=== Task description ===
Quote, verbatim, all material below, without pictures.
— BEGIN Records provided —
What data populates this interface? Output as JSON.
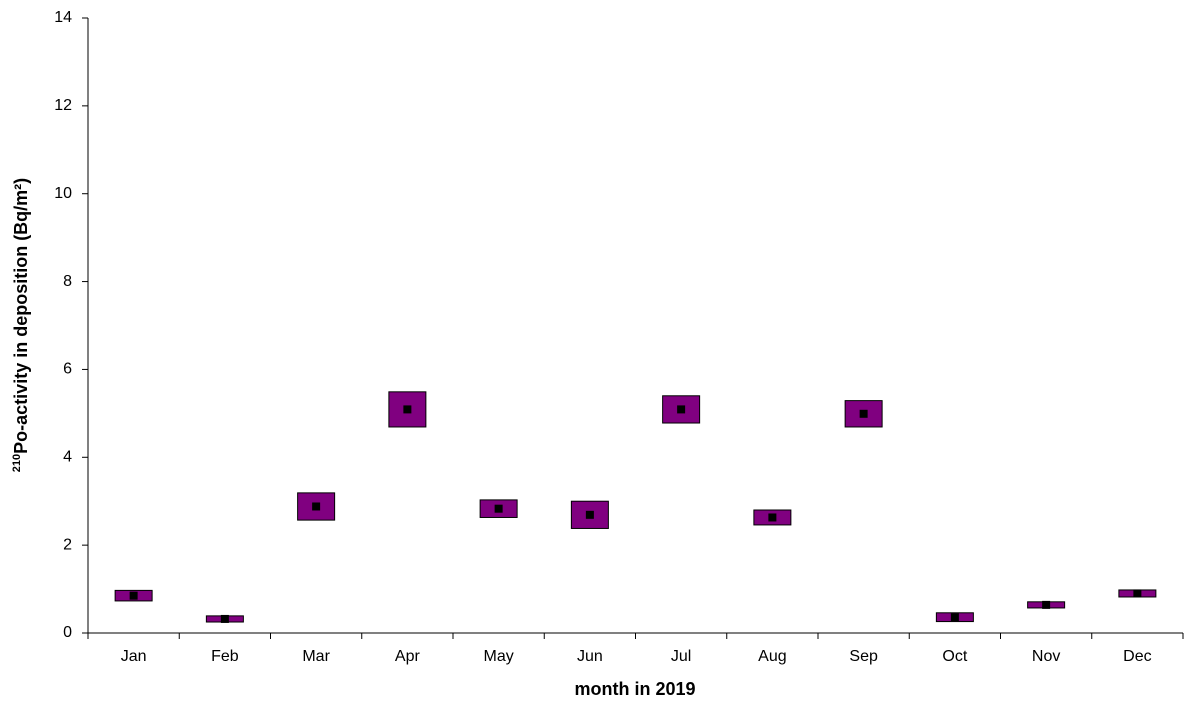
{
  "chart_data": {
    "type": "error_box",
    "x_label": "month in 2019",
    "y_label_sup": "210",
    "y_label": "Po-activity in deposition (Bq/m²)",
    "categories": [
      "Jan",
      "Feb",
      "Mar",
      "Apr",
      "May",
      "Jun",
      "Jul",
      "Aug",
      "Sep",
      "Oct",
      "Nov",
      "Dec"
    ],
    "values": [
      0.85,
      0.32,
      2.88,
      5.09,
      2.83,
      2.69,
      5.09,
      2.63,
      4.99,
      0.36,
      0.64,
      0.9
    ],
    "errors": [
      0.12,
      0.07,
      0.31,
      0.4,
      0.2,
      0.31,
      0.31,
      0.17,
      0.3,
      0.1,
      0.07,
      0.08
    ],
    "color": "#800080",
    "marker_color": "#000000",
    "ylim": [
      0,
      14
    ],
    "yticks": [
      0,
      2,
      4,
      6,
      8,
      10,
      12,
      14
    ],
    "grid": false
  }
}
— END Records provided —
=== Output below ===
What data populates this interface? Output as JSON.
{
  "chart_data": {
    "type": "error_box",
    "x_label": "month in 2019",
    "y_label_sup": "210",
    "y_label": "Po-activity in deposition (Bq/m²)",
    "categories": [
      "Jan",
      "Feb",
      "Mar",
      "Apr",
      "May",
      "Jun",
      "Jul",
      "Aug",
      "Sep",
      "Oct",
      "Nov",
      "Dec"
    ],
    "values": [
      0.85,
      0.32,
      2.88,
      5.09,
      2.83,
      2.69,
      5.09,
      2.63,
      4.99,
      0.36,
      0.64,
      0.9
    ],
    "errors": [
      0.12,
      0.07,
      0.31,
      0.4,
      0.2,
      0.31,
      0.31,
      0.17,
      0.3,
      0.1,
      0.07,
      0.08
    ],
    "color": "#800080",
    "marker_color": "#000000",
    "ylim": [
      0,
      14
    ],
    "yticks": [
      0,
      2,
      4,
      6,
      8,
      10,
      12,
      14
    ],
    "grid": false
  }
}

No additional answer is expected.